[start]

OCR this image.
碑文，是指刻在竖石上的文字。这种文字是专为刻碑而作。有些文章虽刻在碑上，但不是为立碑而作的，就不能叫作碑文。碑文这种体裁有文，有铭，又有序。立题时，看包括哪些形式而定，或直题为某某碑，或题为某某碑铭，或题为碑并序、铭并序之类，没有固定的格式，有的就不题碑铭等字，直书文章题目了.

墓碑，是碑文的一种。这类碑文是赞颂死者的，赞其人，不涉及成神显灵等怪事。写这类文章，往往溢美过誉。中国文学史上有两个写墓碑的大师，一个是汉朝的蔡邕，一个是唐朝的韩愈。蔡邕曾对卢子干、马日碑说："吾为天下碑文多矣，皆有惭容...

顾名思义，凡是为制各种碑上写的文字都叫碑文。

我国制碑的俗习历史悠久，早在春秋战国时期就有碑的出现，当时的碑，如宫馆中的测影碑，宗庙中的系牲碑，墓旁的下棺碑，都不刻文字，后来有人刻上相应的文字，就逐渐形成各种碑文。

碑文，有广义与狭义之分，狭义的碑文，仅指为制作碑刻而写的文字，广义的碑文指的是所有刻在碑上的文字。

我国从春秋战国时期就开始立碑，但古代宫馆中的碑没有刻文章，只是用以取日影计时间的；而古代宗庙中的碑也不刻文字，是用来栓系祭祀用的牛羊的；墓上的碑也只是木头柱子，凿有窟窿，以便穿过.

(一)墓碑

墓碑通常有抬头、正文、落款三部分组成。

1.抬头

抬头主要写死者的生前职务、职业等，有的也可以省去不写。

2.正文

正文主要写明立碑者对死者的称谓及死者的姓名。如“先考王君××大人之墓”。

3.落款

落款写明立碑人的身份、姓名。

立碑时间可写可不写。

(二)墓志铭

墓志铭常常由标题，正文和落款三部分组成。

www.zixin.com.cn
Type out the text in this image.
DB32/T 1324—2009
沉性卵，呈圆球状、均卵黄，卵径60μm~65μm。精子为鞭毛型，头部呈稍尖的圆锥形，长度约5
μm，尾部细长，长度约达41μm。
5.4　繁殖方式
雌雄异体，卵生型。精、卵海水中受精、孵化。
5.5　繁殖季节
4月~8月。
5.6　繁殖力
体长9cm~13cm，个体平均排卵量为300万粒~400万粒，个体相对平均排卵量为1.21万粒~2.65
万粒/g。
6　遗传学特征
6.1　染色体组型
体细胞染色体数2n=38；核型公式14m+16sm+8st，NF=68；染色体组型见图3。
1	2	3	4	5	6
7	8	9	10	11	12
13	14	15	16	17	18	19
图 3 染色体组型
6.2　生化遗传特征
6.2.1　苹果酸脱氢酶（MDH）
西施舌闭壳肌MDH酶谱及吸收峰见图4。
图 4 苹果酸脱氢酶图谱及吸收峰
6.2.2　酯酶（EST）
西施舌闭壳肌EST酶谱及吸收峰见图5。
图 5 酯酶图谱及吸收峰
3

[end]

Return every line from the one holding "Type out the text in this image." through the end of the data, exactly as it appears, with both ends kept and nothing else.

Type out the text in this image.
DB32/T 1324—2009
沉性卵，呈圆球状、均卵黄，卵径60μm~65μm。精子为鞭毛型，头部呈稍尖的圆锥形，长度约5
μm，尾部细长，长度约达41μm。
5.4　繁殖方式
雌雄异体，卵生型。精、卵海水中受精、孵化。
5.5　繁殖季节
4月~8月。
5.6　繁殖力
体长9cm~13cm，个体平均排卵量为300万粒~400万粒，个体相对平均排卵量为1.21万粒~2.65
万粒/g。
6　遗传学特征
6.1　染色体组型
体细胞染色体数2n=38；核型公式14m+16sm+8st，NF=68；染色体组型见图3。
1	2	3	4	5	6
7	8	9	10	11	12
13	14	15	16	17	18	19
图 3 染色体组型
6.2　生化遗传特征
6.2.1　苹果酸脱氢酶（MDH）
西施舌闭壳肌MDH酶谱及吸收峰见图4。
图 4 苹果酸脱氢酶图谱及吸收峰
6.2.2　酯酶（EST）
西施舌闭壳肌EST酶谱及吸收峰见图5。
图 5 酯酶图谱及吸收峰
3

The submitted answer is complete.